__REQUIREMENTS__
Find every line with the word "pont". Copy those lines.

──────────────────────────────

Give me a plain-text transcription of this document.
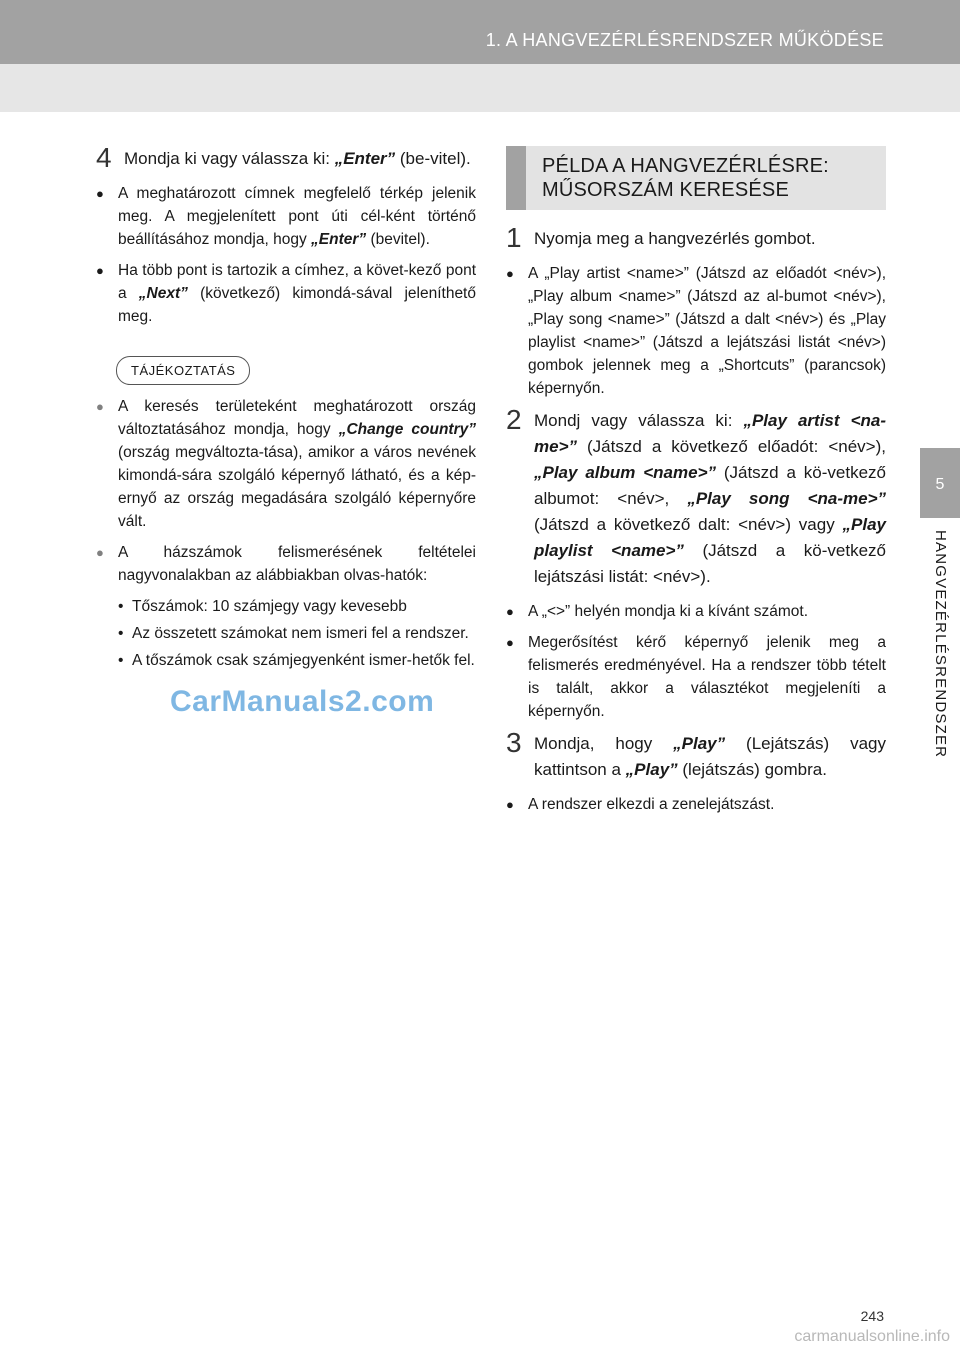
1. A HANGVEZÉRLÉSRENDSZER MŰKÖDÉSE
5
HANGVEZÉRLÉSRENDSZER
4 Mondja ki vagy válassza ki: „Enter” (be-vitel).
● A meghatározott címnek megfelelő térkép jelenik meg. A megjelenített pont úti cél-ként történő beállításához mondja, hogy „Enter” (bevitel).
● Ha több pont is tartozik a címhez, a követ-kező pont a „Next” (következő) kimondá-sával jeleníthető meg.
TÁJÉKOZTATÁS
● A keresés területeként meghatározott ország változtatásához mondja, hogy „Change country” (ország megváltozta-tása), amikor a város nevének kimondá-sára szolgáló képernyő látható, és a kép-ernyő az ország megadására szolgáló képernyőre vált.
● A házszámok felismerésének feltételei nagyvonalakban az alábbiakban olvas-hatók:
• Tőszámok: 10 számjegy vagy kevesebb
• Az összetett számokat nem ismeri fel a rendszer.
• A tőszámok csak számjegyenként ismer-hetők fel.
PÉLDA A HANGVEZÉRLÉSRE:
MŰSORSZÁM KERESÉSE
1 Nyomja meg a hangvezérlés gombot.
● A „Play artist <name>” (Játszd az előadót <név>), „Play album <name>” (Játszd az al-bumot <név>), „Play song <name>” (Játszd a dalt <név>) és „Play playlist <name>” (Játszd a lejátszási listát <név>) gombok jelennek meg a „Shortcuts” (parancsok) képernyőn.
2 Mondj vagy válassza ki: „Play artist <na-me>” (Játszd a következő előadót: <név>), „Play album <name>” (Játszd a kö-vetkező albumot: <név>, „Play song <na-me>” (Játszd a következő dalt: <név>) vagy „Play playlist <name>” (Játszd a kö-vetkező lejátszási listát: <név>).
● A „<>” helyén mondja ki a kívánt számot.
● Megerősítést kérő képernyő jelenik meg a felismerés eredményével. Ha a rendszer több tételt is talált, akkor a választékot megjeleníti a képernyőn.
3 Mondja, hogy „Play” (Lejátszás) vagy kattintson a „Play” (lejátszás) gombra.
● A rendszer elkezdi a zenelejátszást.
CarManuals2.com
243
carmanualsonline.info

──────────────────────────────

__SOLUTION TO THIS PROBLEM__
● A meghatározott címnek megfelelő térkép jelenik meg. A megjelenített pont úti cél-ként történő beállításához mondja, hogy „Enter” (bevitel).
● Ha több pont is tartozik a címhez, a követ-kező pont a „Next” (következő) kimondá-sával jeleníthető meg.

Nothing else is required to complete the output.